Figure collection entries:

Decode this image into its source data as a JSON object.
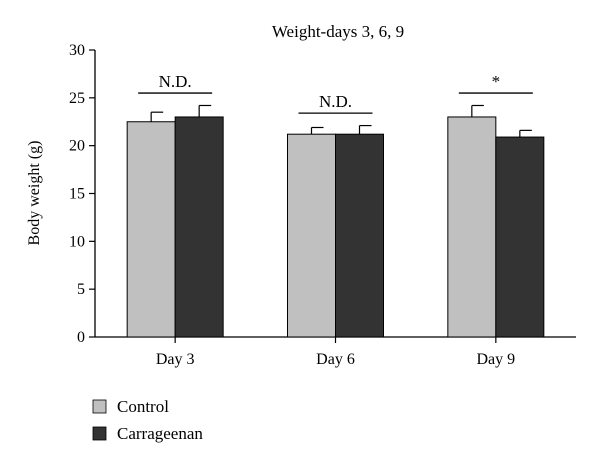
{
  "chart_data": {
    "type": "bar",
    "title": "Weight-days 3, 6, 9",
    "xlabel": "",
    "ylabel": "Body weight (g)",
    "ylim": [
      0,
      30
    ],
    "yticks": [
      0,
      5,
      10,
      15,
      20,
      25,
      30
    ],
    "categories": [
      "Day 3",
      "Day 6",
      "Day 9"
    ],
    "series": [
      {
        "name": "Control",
        "values": [
          22.5,
          21.2,
          23.0
        ],
        "errors": [
          1.0,
          0.7,
          1.2
        ],
        "color": "#c0c0c0"
      },
      {
        "name": "Carrageenan",
        "values": [
          23.0,
          21.2,
          20.9
        ],
        "errors": [
          1.2,
          0.9,
          0.7
        ],
        "color": "#333333"
      }
    ],
    "annotations": [
      {
        "category": "Day 3",
        "label": "N.D.",
        "bracket_at": 25.5
      },
      {
        "category": "Day 6",
        "label": "N.D.",
        "bracket_at": 23.4
      },
      {
        "category": "Day 9",
        "label": "*",
        "bracket_at": 25.5
      }
    ],
    "legend_position": "bottom-left",
    "grid": false
  }
}
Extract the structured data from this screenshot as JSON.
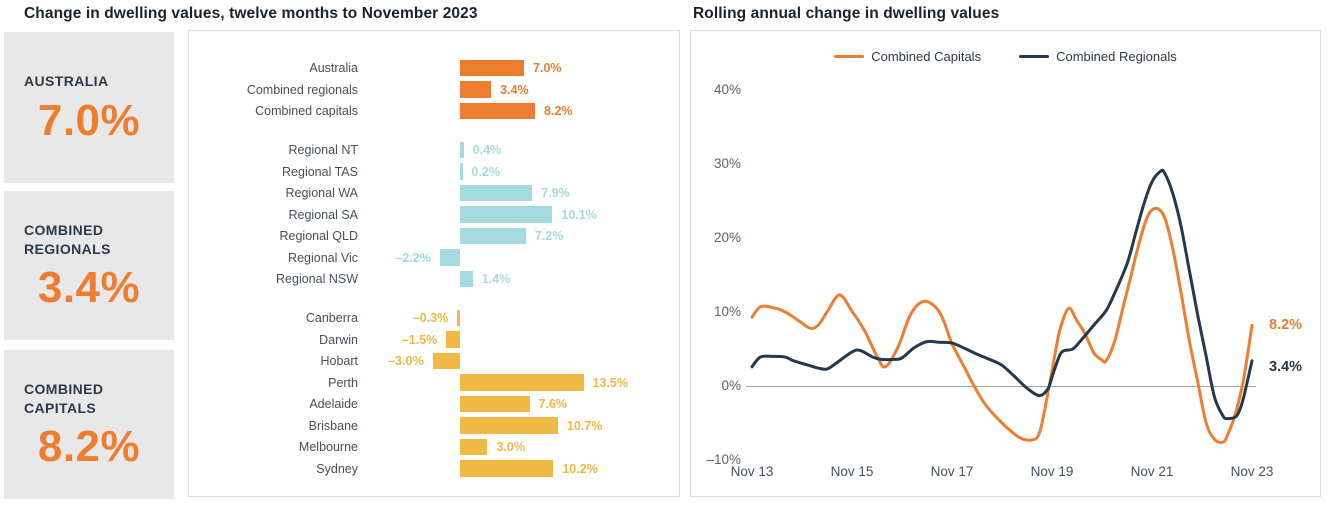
{
  "left_title": "Change in dwelling values, twelve months to November 2023",
  "right_title": "Rolling annual change in dwelling values",
  "colors": {
    "orange": "#ED7D31",
    "teal": "#A5DBE0",
    "gold": "#F0B844",
    "navy": "#24394B",
    "box_bg": "#E8E8E9",
    "panel_border": "#DCDCDE",
    "axis_text": "#59646E"
  },
  "summary_boxes": [
    {
      "label": "AUSTRALIA",
      "value": "7.0%"
    },
    {
      "label": "COMBINED\nREGIONALS",
      "value": "3.4%"
    },
    {
      "label": "COMBINED\nCAPITALS",
      "value": "8.2%"
    }
  ],
  "chart_data": [
    {
      "type": "bar",
      "orientation": "horizontal",
      "title": "Change in dwelling values, twelve months to November 2023",
      "unit": "%",
      "zero_baseline": true,
      "groups": [
        {
          "name": "national",
          "color": "#ED7D31",
          "items": [
            {
              "label": "Australia",
              "value": 7.0,
              "display": "7.0%"
            },
            {
              "label": "Combined regionals",
              "value": 3.4,
              "display": "3.4%"
            },
            {
              "label": "Combined capitals",
              "value": 8.2,
              "display": "8.2%"
            }
          ]
        },
        {
          "name": "regionals",
          "color": "#A5DBE0",
          "items": [
            {
              "label": "Regional NT",
              "value": 0.4,
              "display": "0.4%"
            },
            {
              "label": "Regional TAS",
              "value": 0.2,
              "display": "0.2%"
            },
            {
              "label": "Regional WA",
              "value": 7.9,
              "display": "7.9%"
            },
            {
              "label": "Regional SA",
              "value": 10.1,
              "display": "10.1%"
            },
            {
              "label": "Regional QLD",
              "value": 7.2,
              "display": "7.2%"
            },
            {
              "label": "Regional Vic",
              "value": -2.2,
              "display": "–2.2%"
            },
            {
              "label": "Regional NSW",
              "value": 1.4,
              "display": "1.4%"
            }
          ]
        },
        {
          "name": "capitals",
          "color": "#F0B844",
          "items": [
            {
              "label": "Canberra",
              "value": -0.3,
              "display": "–0.3%"
            },
            {
              "label": "Darwin",
              "value": -1.5,
              "display": "–1.5%"
            },
            {
              "label": "Hobart",
              "value": -3.0,
              "display": "–3.0%"
            },
            {
              "label": "Perth",
              "value": 13.5,
              "display": "13.5%"
            },
            {
              "label": "Adelaide",
              "value": 7.6,
              "display": "7.6%"
            },
            {
              "label": "Brisbane",
              "value": 10.7,
              "display": "10.7%"
            },
            {
              "label": "Melbourne",
              "value": 3.0,
              "display": "3.0%"
            },
            {
              "label": "Sydney",
              "value": 10.2,
              "display": "10.2%"
            }
          ]
        }
      ]
    },
    {
      "type": "line",
      "title": "Rolling annual change in dwelling values",
      "unit": "%",
      "ylim": [
        -10,
        40
      ],
      "grid": "zero-line-only",
      "legend_position": "top",
      "y_ticks": [
        {
          "label": "40%",
          "value": 40
        },
        {
          "label": "30%",
          "value": 30
        },
        {
          "label": "20%",
          "value": 20
        },
        {
          "label": "10%",
          "value": 10
        },
        {
          "label": "0%",
          "value": 0
        },
        {
          "label": "–10%",
          "value": -10
        }
      ],
      "x_ticks": [
        {
          "label": "Nov 13",
          "month": 0
        },
        {
          "label": "Nov 15",
          "month": 24
        },
        {
          "label": "Nov 17",
          "month": 48
        },
        {
          "label": "Nov 19",
          "month": 72
        },
        {
          "label": "Nov 21",
          "month": 96
        },
        {
          "label": "Nov 23",
          "month": 120
        }
      ],
      "x_start": "Nov 2013",
      "x_end": "Nov 2023",
      "series": [
        {
          "name": "Combined Capitals",
          "color": "#ED7D31",
          "end_label": "8.2%",
          "points": [
            [
              0,
              9.3
            ],
            [
              2,
              10.7
            ],
            [
              5,
              10.6
            ],
            [
              8,
              10.0
            ],
            [
              11,
              8.9
            ],
            [
              14,
              7.8
            ],
            [
              16,
              8.3
            ],
            [
              18,
              10.0
            ],
            [
              21,
              12.3
            ],
            [
              24,
              10.1
            ],
            [
              27,
              7.5
            ],
            [
              30,
              4.0
            ],
            [
              32,
              2.6
            ],
            [
              35,
              5.2
            ],
            [
              38,
              9.6
            ],
            [
              41,
              11.4
            ],
            [
              44,
              10.7
            ],
            [
              46,
              8.8
            ],
            [
              48,
              5.7
            ],
            [
              51,
              2.5
            ],
            [
              53,
              0.3
            ],
            [
              56,
              -2.5
            ],
            [
              60,
              -5.0
            ],
            [
              64,
              -6.9
            ],
            [
              67,
              -7.3
            ],
            [
              69,
              -6.3
            ],
            [
              71,
              -1.0
            ],
            [
              72,
              2.0
            ],
            [
              73,
              5.2
            ],
            [
              74,
              7.8
            ],
            [
              76,
              10.5
            ],
            [
              78,
              8.8
            ],
            [
              80,
              7.0
            ],
            [
              82,
              4.5
            ],
            [
              84,
              3.5
            ],
            [
              85,
              3.4
            ],
            [
              87,
              6.0
            ],
            [
              89,
              10.5
            ],
            [
              91,
              15.0
            ],
            [
              93,
              19.5
            ],
            [
              95,
              23.0
            ],
            [
              97,
              24.0
            ],
            [
              99,
              22.8
            ],
            [
              101,
              18.5
            ],
            [
              103,
              12.5
            ],
            [
              105,
              6.0
            ],
            [
              107,
              0.5
            ],
            [
              109,
              -5.0
            ],
            [
              111,
              -7.2
            ],
            [
              113,
              -7.6
            ],
            [
              114,
              -6.8
            ],
            [
              116,
              -3.8
            ],
            [
              118,
              1.0
            ],
            [
              120,
              8.2
            ]
          ]
        },
        {
          "name": "Combined Regionals",
          "color": "#24394B",
          "end_label": "3.4%",
          "points": [
            [
              0,
              2.6
            ],
            [
              2,
              3.9
            ],
            [
              5,
              4.0
            ],
            [
              8,
              3.9
            ],
            [
              10,
              3.4
            ],
            [
              13,
              2.9
            ],
            [
              16,
              2.4
            ],
            [
              18,
              2.3
            ],
            [
              20,
              3.0
            ],
            [
              24,
              4.6
            ],
            [
              26,
              4.8
            ],
            [
              29,
              3.9
            ],
            [
              31,
              3.6
            ],
            [
              34,
              3.6
            ],
            [
              36,
              3.8
            ],
            [
              39,
              5.2
            ],
            [
              42,
              6.0
            ],
            [
              45,
              5.9
            ],
            [
              48,
              5.8
            ],
            [
              51,
              5.1
            ],
            [
              54,
              4.3
            ],
            [
              57,
              3.6
            ],
            [
              60,
              2.8
            ],
            [
              63,
              1.3
            ],
            [
              66,
              -0.3
            ],
            [
              69,
              -1.3
            ],
            [
              71,
              -0.4
            ],
            [
              72,
              1.2
            ],
            [
              73,
              2.9
            ],
            [
              74,
              4.3
            ],
            [
              75,
              4.8
            ],
            [
              77,
              5.0
            ],
            [
              79,
              6.2
            ],
            [
              82,
              8.2
            ],
            [
              85,
              10.2
            ],
            [
              87,
              12.5
            ],
            [
              90,
              16.5
            ],
            [
              92,
              20.5
            ],
            [
              94,
              24.5
            ],
            [
              96,
              27.6
            ],
            [
              98,
              29.0
            ],
            [
              99,
              28.8
            ],
            [
              101,
              26.0
            ],
            [
              103,
              21.5
            ],
            [
              105,
              15.5
            ],
            [
              107,
              9.5
            ],
            [
              109,
              4.0
            ],
            [
              111,
              -1.5
            ],
            [
              113,
              -4.0
            ],
            [
              114,
              -4.4
            ],
            [
              116,
              -4.2
            ],
            [
              117,
              -3.3
            ],
            [
              118,
              -1.5
            ],
            [
              120,
              3.4
            ]
          ]
        }
      ]
    }
  ]
}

→ Problem
Search the records for the word "November" and copy every line where it occurs.

→ Result of the task
  "left_title": "Change in dwelling values, twelve months to November 2023",
      "title": "Change in dwelling values, twelve months to November 2023",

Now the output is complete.